# Written instruction
The records below are to be quoted in full; please keep every word exact.

# Records provided
◆ ◆ ◆ ◆ ◆

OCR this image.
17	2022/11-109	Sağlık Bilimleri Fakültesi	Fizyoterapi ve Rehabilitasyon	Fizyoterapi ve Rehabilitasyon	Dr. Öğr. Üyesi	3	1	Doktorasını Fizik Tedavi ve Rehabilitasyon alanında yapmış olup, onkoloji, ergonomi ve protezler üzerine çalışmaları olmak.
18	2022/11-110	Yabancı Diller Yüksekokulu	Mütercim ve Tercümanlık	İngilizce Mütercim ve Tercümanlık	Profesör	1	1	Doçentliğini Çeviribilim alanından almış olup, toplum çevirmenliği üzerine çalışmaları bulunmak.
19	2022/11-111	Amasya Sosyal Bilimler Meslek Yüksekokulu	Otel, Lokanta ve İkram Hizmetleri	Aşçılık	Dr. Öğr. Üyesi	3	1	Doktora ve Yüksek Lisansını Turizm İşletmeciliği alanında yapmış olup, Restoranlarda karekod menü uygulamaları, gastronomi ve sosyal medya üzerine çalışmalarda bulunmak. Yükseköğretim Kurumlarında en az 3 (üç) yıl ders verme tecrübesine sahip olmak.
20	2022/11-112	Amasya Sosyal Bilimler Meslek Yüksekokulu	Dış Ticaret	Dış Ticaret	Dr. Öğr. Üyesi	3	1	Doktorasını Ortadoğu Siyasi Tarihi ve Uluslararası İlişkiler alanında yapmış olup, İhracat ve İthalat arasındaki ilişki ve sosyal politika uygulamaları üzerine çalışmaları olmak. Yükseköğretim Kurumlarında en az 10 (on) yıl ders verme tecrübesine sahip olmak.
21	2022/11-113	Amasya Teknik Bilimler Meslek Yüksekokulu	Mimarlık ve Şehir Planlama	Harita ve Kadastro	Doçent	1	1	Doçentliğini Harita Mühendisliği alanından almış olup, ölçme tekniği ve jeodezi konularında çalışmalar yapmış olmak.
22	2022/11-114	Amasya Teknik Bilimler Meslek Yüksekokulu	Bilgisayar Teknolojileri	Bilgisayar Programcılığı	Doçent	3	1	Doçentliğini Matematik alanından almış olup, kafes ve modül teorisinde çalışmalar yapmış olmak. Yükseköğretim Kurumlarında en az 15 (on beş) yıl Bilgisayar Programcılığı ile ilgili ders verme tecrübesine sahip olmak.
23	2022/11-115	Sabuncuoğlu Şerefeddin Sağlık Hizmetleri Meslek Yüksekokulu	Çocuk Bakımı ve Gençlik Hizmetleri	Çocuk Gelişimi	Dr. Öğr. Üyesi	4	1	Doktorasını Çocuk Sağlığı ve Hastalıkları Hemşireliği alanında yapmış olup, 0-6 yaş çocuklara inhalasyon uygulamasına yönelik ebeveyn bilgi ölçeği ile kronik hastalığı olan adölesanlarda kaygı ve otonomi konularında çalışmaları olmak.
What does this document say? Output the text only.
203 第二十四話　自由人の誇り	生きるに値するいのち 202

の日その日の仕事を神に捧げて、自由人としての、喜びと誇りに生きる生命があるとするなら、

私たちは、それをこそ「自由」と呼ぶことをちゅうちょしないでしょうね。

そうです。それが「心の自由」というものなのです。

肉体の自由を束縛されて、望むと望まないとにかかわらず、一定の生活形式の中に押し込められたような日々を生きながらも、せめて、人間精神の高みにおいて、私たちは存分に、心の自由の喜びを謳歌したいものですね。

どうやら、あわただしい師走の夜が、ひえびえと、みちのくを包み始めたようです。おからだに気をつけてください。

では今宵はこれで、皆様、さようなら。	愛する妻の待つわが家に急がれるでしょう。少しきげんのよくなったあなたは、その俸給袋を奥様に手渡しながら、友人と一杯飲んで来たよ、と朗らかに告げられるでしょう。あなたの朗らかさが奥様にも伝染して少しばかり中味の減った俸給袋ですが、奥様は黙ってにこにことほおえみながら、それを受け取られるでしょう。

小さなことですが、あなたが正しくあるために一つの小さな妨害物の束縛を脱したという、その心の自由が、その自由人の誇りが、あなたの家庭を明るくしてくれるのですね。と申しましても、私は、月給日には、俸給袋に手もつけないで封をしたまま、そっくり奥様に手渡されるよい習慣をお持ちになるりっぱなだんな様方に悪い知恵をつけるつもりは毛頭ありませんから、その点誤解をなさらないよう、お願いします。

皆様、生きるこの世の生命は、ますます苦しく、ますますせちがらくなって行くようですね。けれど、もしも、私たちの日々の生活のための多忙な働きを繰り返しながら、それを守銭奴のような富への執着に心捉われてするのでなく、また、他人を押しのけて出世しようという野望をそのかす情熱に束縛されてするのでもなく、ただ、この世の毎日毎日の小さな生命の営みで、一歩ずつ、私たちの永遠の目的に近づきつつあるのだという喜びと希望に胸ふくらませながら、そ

◆ ◆ ◆ ◆ ◆

# Finished exercise
OCR this image.
17	2022/11-109	Sağlık Bilimleri Fakültesi	Fizyoterapi ve Rehabilitasyon	Fizyoterapi ve Rehabilitasyon	Dr. Öğr. Üyesi	3	1	Doktorasını Fizik Tedavi ve Rehabilitasyon alanında yapmış olup, onkoloji, ergonomi ve protezler üzerine çalışmaları olmak.
18	2022/11-110	Yabancı Diller Yüksekokulu	Mütercim ve Tercümanlık	İngilizce Mütercim ve Tercümanlık	Profesör	1	1	Doçentliğini Çeviribilim alanından almış olup, toplum çevirmenliği üzerine çalışmaları bulunmak.
19	2022/11-111	Amasya Sosyal Bilimler Meslek Yüksekokulu	Otel, Lokanta ve İkram Hizmetleri	Aşçılık	Dr. Öğr. Üyesi	3	1	Doktora ve Yüksek Lisansını Turizm İşletmeciliği alanında yapmış olup, Restoranlarda karekod menü uygulamaları, gastronomi ve sosyal medya üzerine çalışmalarda bulunmak. Yükseköğretim Kurumlarında en az 3 (üç) yıl ders verme tecrübesine sahip olmak.
20	2022/11-112	Amasya Sosyal Bilimler Meslek Yüksekokulu	Dış Ticaret	Dış Ticaret	Dr. Öğr. Üyesi	3	1	Doktorasını Ortadoğu Siyasi Tarihi ve Uluslararası İlişkiler alanında yapmış olup, İhracat ve İthalat arasındaki ilişki ve sosyal politika uygulamaları üzerine çalışmaları olmak. Yükseköğretim Kurumlarında en az 10 (on) yıl ders verme tecrübesine sahip olmak.
21	2022/11-113	Amasya Teknik Bilimler Meslek Yüksekokulu	Mimarlık ve Şehir Planlama	Harita ve Kadastro	Doçent	1	1	Doçentliğini Harita Mühendisliği alanından almış olup, ölçme tekniği ve jeodezi konularında çalışmalar yapmış olmak.
22	2022/11-114	Amasya Teknik Bilimler Meslek Yüksekokulu	Bilgisayar Teknolojileri	Bilgisayar Programcılığı	Doçent	3	1	Doçentliğini Matematik alanından almış olup, kafes ve modül teorisinde çalışmalar yapmış olmak. Yükseköğretim Kurumlarında en az 15 (on beş) yıl Bilgisayar Programcılığı ile ilgili ders verme tecrübesine sahip olmak.
23	2022/11-115	Sabuncuoğlu Şerefeddin Sağlık Hizmetleri Meslek Yüksekokulu	Çocuk Bakımı ve Gençlik Hizmetleri	Çocuk Gelişimi	Dr. Öğr. Üyesi	4	1	Doktorasını Çocuk Sağlığı ve Hastalıkları Hemşireliği alanında yapmış olup, 0-6 yaş çocuklara inhalasyon uygulamasına yönelik ebeveyn bilgi ölçeği ile kronik hastalığı olan adölesanlarda kaygı ve otonomi konularında çalışmaları olmak.
What does this document say? Output the text only.
203 第二十四話　自由人の誇り	生きるに値するいのち 202

の日その日の仕事を神に捧げて、自由人としての、喜びと誇りに生きる生命があるとするなら、

私たちは、それをこそ「自由」と呼ぶことをちゅうちょしないでしょうね。

そうです。それが「心の自由」というものなのです。

肉体の自由を束縛されて、望むと望まないとにかかわらず、一定の生活形式の中に押し込められたような日々を生きながらも、せめて、人間精神の高みにおいて、私たちは存分に、心の自由の喜びを謳歌したいものですね。

どうやら、あわただしい師走の夜が、ひえびえと、みちのくを包み始めたようです。おからだに気をつけてください。

では今宵はこれで、皆様、さようなら。	愛する妻の待つわが家に急がれるでしょう。少しきげんのよくなったあなたは、その俸給袋を奥様に手渡しながら、友人と一杯飲んで来たよ、と朗らかに告げられるでしょう。あなたの朗らかさが奥様にも伝染して少しばかり中味の減った俸給袋ですが、奥様は黙ってにこにことほおえみながら、それを受け取られるでしょう。

小さなことですが、あなたが正しくあるために一つの小さな妨害物の束縛を脱したという、その心の自由が、その自由人の誇りが、あなたの家庭を明るくしてくれるのですね。と申しましても、私は、月給日には、俸給袋に手もつけないで封をしたまま、そっくり奥様に手渡されるよい習慣をお持ちになるりっぱなだんな様方に悪い知恵をつけるつもりは毛頭ありませんから、その点誤解をなさらないよう、お願いします。

皆様、生きるこの世の生命は、ますます苦しく、ますますせちがらくなって行くようですね。けれど、もしも、私たちの日々の生活のための多忙な働きを繰り返しながら、それを守銭奴のような富への執着に心捉われてするのでなく、また、他人を押しのけて出世しようという野望をそのかす情熱に束縛されてするのでもなく、ただ、この世の毎日毎日の小さな生命の営みで、一歩ずつ、私たちの永遠の目的に近づきつつあるのだという喜びと希望に胸ふくらませながら、そ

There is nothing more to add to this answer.